▶ **What is being asked**:
Search the entries for the word "active" and pull out each line that has it.

▶ **Data items**:

——————————

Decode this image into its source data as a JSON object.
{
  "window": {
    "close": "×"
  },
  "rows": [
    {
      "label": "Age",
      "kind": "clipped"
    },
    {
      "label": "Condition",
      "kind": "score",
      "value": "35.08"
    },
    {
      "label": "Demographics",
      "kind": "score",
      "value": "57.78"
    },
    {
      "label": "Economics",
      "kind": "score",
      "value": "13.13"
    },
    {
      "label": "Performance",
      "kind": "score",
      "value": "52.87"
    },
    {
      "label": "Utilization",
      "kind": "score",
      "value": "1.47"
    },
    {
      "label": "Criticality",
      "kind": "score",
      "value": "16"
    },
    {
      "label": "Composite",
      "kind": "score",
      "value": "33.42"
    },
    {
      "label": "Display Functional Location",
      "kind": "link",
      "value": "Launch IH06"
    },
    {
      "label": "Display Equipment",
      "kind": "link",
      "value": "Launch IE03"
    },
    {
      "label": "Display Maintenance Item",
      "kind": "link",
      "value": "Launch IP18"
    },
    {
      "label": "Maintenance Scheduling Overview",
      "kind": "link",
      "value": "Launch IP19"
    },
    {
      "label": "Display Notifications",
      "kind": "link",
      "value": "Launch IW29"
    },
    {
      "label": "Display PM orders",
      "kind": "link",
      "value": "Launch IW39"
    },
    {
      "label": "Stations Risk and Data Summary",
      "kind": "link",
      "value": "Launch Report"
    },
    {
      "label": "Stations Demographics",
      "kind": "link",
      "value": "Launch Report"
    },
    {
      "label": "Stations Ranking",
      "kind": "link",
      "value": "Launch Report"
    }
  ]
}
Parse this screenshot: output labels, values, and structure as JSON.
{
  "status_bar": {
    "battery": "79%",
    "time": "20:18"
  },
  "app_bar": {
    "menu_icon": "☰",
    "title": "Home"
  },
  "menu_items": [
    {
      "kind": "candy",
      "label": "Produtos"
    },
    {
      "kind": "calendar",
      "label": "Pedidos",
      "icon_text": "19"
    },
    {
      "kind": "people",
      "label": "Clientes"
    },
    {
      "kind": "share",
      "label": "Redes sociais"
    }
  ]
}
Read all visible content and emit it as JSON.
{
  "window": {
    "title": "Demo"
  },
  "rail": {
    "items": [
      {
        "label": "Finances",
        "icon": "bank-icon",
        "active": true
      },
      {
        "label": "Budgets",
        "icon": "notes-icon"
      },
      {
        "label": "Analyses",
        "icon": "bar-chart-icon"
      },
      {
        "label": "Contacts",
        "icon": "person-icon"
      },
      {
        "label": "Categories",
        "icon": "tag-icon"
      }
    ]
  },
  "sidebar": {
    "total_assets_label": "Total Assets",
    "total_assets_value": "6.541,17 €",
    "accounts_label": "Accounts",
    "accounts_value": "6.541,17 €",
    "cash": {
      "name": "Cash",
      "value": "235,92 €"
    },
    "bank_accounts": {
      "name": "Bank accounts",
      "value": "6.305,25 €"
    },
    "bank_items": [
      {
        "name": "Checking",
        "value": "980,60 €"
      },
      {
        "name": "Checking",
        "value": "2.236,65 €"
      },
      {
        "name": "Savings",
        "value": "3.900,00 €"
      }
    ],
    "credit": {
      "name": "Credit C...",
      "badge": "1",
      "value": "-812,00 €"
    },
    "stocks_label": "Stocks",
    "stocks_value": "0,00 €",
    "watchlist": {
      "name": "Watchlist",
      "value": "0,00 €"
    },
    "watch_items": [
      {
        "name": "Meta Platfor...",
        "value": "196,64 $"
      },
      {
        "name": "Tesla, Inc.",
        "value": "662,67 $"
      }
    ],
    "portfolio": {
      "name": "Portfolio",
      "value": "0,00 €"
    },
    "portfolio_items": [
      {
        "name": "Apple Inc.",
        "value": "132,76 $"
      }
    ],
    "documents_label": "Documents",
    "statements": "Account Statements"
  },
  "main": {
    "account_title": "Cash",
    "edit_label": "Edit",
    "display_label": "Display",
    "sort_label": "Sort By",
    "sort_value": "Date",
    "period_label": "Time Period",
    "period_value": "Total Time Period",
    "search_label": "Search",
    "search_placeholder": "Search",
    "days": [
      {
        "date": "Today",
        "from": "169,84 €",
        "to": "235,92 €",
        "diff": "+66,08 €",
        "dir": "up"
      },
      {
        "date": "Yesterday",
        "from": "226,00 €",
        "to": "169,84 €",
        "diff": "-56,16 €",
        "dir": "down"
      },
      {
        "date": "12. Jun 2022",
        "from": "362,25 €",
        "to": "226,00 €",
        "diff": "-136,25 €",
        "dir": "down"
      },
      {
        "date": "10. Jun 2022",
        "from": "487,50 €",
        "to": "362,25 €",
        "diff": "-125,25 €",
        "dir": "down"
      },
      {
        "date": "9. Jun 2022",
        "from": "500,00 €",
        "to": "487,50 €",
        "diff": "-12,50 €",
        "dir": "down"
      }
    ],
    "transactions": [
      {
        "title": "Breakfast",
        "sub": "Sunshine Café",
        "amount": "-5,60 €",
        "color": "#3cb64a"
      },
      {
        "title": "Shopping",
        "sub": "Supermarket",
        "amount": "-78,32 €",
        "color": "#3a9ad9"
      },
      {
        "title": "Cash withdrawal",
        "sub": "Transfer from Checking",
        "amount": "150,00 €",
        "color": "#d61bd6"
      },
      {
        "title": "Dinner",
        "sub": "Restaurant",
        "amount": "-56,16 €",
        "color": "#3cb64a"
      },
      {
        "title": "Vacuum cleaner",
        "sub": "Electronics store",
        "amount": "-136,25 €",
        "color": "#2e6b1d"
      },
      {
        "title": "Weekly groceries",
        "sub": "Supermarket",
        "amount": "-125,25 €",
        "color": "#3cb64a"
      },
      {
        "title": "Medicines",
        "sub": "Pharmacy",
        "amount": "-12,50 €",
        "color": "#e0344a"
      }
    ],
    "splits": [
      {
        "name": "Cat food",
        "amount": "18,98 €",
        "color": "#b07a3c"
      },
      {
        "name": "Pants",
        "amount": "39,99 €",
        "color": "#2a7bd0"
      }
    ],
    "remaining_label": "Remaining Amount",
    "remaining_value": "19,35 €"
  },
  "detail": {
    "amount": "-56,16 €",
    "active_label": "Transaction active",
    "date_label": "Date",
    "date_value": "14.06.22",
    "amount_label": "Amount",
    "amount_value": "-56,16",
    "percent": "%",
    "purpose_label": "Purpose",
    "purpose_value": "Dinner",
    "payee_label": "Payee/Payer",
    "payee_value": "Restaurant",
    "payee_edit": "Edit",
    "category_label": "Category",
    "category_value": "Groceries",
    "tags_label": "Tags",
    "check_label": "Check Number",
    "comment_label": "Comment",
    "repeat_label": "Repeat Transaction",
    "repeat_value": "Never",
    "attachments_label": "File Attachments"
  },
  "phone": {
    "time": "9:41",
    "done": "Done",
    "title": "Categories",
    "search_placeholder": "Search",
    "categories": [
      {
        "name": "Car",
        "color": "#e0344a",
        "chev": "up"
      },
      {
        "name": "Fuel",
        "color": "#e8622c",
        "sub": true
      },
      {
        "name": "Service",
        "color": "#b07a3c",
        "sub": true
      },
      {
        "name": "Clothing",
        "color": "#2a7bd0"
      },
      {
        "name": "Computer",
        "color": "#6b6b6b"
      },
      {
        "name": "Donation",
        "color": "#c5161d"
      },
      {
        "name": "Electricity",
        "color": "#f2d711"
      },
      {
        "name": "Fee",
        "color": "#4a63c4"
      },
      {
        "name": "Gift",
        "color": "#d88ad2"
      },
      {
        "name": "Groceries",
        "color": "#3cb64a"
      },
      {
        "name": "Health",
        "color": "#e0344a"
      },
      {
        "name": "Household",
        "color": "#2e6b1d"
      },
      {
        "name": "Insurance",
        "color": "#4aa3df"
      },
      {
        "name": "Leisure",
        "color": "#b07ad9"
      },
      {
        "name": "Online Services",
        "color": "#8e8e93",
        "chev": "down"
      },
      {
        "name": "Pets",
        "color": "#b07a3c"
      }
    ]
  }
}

——————————

▶ **Full answer**:
        "active": true
    "active_label": "Transaction active",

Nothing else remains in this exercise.